ASSIGNMENT:
Please filter the listing for the string "against" and copy each matching line.
━━━
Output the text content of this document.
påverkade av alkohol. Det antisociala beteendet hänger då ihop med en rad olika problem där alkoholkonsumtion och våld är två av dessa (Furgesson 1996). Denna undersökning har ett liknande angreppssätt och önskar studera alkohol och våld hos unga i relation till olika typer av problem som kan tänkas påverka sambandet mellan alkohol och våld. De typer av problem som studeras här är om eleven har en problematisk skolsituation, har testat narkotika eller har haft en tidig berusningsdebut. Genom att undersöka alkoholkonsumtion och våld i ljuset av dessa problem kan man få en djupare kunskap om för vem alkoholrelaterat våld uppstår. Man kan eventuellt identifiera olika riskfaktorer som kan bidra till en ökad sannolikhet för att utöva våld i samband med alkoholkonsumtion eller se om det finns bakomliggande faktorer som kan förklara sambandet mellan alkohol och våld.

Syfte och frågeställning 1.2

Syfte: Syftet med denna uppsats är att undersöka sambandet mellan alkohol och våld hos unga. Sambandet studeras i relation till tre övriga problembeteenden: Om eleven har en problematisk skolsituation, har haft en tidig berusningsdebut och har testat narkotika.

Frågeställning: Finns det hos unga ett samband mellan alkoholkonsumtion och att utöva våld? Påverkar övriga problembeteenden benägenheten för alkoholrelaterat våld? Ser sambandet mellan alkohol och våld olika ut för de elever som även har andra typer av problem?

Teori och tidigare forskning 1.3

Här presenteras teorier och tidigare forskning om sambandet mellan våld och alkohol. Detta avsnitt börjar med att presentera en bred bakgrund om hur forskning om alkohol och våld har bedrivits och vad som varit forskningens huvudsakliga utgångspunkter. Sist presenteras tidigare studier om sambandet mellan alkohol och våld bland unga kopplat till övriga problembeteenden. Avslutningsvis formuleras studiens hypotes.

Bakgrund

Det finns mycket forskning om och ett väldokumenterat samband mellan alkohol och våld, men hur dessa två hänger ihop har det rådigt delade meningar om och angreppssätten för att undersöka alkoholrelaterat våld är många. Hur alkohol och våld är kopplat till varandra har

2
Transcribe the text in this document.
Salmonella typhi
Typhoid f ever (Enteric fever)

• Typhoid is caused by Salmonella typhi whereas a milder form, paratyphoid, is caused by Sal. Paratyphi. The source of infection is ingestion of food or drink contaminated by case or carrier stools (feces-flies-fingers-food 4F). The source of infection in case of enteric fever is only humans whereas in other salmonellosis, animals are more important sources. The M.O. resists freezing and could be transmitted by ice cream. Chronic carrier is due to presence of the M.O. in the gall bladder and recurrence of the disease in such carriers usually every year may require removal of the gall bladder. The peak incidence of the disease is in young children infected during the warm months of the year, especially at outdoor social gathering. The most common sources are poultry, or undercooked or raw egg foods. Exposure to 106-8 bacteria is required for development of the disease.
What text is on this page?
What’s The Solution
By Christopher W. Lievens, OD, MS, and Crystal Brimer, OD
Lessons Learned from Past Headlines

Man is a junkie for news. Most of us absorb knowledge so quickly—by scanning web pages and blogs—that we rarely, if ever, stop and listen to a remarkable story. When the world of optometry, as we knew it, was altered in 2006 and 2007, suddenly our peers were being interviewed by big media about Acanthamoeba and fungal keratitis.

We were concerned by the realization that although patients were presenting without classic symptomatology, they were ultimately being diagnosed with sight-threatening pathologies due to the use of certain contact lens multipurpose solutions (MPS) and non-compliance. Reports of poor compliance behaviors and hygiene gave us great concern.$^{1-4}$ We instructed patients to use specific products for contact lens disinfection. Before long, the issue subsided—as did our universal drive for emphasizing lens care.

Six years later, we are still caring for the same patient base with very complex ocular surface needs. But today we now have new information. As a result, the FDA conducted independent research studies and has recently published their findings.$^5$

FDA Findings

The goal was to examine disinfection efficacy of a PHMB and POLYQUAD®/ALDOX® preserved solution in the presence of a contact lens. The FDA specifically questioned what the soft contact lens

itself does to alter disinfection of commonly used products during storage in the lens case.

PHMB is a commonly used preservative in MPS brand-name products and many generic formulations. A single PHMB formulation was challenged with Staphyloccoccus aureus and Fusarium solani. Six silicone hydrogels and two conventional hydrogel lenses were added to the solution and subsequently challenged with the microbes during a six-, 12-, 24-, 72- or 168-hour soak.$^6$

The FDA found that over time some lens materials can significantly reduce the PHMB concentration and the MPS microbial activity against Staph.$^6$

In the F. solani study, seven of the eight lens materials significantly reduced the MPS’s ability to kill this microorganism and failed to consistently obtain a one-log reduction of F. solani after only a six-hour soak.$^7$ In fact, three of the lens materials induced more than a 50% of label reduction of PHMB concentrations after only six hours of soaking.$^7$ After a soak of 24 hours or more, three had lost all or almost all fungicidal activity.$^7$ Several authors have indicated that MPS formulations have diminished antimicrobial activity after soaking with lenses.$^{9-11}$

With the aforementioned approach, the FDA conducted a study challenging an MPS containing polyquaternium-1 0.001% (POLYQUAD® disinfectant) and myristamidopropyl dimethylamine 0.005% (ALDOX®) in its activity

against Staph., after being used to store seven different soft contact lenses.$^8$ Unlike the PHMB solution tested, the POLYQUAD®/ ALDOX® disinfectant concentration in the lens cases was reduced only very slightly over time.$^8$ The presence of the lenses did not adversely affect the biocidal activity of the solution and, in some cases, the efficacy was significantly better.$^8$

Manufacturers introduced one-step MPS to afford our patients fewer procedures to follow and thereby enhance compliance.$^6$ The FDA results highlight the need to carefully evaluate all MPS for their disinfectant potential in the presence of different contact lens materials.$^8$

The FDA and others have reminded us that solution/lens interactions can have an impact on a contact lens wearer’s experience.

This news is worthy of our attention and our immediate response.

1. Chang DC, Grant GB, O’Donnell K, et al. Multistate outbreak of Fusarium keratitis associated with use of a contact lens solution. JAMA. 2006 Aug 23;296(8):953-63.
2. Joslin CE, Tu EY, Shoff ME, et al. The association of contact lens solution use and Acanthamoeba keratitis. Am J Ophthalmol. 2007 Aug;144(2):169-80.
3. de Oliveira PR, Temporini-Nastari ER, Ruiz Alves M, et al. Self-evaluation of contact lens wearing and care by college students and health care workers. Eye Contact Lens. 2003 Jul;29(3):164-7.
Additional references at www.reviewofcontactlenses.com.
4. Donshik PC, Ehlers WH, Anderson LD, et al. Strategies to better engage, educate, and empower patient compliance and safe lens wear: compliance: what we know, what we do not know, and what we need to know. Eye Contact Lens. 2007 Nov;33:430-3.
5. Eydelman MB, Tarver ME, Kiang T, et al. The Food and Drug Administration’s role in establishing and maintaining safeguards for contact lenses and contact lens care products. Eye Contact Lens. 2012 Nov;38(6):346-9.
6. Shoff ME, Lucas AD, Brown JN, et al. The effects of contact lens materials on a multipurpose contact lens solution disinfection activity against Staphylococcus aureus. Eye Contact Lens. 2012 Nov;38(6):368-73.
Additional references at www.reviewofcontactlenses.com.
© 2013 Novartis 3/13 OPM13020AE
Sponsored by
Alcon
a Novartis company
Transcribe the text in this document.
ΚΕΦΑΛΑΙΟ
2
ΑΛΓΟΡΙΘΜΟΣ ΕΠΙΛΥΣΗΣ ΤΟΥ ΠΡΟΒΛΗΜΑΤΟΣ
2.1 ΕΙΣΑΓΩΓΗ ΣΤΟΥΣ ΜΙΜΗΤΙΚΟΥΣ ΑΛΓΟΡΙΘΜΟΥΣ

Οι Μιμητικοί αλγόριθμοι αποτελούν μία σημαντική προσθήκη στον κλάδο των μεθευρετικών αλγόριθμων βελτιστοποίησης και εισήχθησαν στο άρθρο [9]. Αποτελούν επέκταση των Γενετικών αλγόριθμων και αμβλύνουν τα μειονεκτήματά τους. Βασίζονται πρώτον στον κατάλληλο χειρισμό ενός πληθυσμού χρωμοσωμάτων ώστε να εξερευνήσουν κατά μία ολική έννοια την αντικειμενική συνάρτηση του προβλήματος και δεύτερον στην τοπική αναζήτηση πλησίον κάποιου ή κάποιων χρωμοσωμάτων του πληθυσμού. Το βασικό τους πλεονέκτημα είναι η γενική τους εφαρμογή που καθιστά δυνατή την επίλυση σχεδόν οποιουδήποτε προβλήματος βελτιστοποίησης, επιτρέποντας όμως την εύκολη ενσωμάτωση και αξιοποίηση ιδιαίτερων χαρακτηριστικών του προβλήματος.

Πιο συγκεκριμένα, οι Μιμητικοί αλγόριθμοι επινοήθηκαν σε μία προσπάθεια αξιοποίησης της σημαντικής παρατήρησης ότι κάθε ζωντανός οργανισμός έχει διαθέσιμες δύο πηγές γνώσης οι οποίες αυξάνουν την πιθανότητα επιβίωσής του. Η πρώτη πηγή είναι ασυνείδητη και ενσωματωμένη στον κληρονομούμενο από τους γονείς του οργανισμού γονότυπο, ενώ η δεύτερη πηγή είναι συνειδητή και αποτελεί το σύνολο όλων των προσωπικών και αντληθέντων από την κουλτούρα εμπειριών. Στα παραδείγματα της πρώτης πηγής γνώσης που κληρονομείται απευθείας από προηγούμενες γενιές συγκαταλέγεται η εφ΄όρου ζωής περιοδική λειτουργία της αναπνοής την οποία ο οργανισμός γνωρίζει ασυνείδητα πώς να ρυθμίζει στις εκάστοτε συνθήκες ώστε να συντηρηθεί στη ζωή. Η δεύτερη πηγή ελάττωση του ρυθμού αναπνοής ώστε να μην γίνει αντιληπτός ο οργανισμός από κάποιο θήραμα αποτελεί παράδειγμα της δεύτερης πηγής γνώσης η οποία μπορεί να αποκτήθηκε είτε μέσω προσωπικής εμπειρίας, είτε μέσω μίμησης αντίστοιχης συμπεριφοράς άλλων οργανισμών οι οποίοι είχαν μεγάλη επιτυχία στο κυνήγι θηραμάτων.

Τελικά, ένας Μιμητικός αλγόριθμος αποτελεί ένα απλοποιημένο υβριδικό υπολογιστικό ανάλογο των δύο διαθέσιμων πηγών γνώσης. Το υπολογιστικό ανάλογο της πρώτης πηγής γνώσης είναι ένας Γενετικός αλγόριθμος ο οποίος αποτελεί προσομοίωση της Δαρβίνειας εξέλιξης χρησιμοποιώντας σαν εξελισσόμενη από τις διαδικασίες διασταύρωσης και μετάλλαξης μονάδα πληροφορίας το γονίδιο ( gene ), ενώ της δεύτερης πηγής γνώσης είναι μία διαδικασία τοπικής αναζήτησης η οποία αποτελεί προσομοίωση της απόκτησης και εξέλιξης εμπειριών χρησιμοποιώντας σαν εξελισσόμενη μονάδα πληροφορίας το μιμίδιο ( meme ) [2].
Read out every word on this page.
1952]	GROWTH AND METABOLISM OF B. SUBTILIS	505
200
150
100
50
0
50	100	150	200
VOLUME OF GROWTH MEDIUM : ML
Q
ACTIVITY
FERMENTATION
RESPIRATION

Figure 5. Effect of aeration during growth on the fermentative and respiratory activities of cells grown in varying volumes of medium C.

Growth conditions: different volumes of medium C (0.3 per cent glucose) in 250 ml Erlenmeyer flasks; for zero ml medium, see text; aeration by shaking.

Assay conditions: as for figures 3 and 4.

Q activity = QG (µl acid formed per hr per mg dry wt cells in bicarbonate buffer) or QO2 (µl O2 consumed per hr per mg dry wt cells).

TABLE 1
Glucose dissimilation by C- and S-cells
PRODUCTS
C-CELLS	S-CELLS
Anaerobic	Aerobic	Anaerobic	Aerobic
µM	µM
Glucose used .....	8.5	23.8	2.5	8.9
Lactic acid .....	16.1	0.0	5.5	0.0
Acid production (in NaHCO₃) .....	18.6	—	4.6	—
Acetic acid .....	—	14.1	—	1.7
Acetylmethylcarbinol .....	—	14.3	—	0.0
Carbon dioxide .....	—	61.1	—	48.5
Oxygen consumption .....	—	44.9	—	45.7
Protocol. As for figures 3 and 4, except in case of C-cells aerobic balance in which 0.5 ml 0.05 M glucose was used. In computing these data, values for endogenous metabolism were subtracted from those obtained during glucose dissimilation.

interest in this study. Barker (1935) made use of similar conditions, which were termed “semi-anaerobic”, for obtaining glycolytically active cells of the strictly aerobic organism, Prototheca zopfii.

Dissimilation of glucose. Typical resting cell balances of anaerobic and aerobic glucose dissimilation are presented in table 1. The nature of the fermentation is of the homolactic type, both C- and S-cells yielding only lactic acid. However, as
━━━
SOLVED EXERCISE:
The FDA found that over time some lens materials can significantly reduce the PHMB concentration and the MPS microbial activity against Staph.$^6$
against Staph., after being used to store seven different soft contact lenses.$^8$ Unlike the PHMB solution tested, the POLYQUAD®/ ALDOX® disinfectant concentration in the lens cases was reduced only very slightly over time.$^8$ The presence of the lenses did not adversely affect the biocidal activity of the solution and, in some cases, the efficacy was significantly better.$^8$
6. Shoff ME, Lucas AD, Brown JN, et al. The effects of contact lens materials on a multipurpose contact lens solution disinfection activity against Staphylococcus aureus. Eye Contact Lens. 2012 Nov;38(6):368-73.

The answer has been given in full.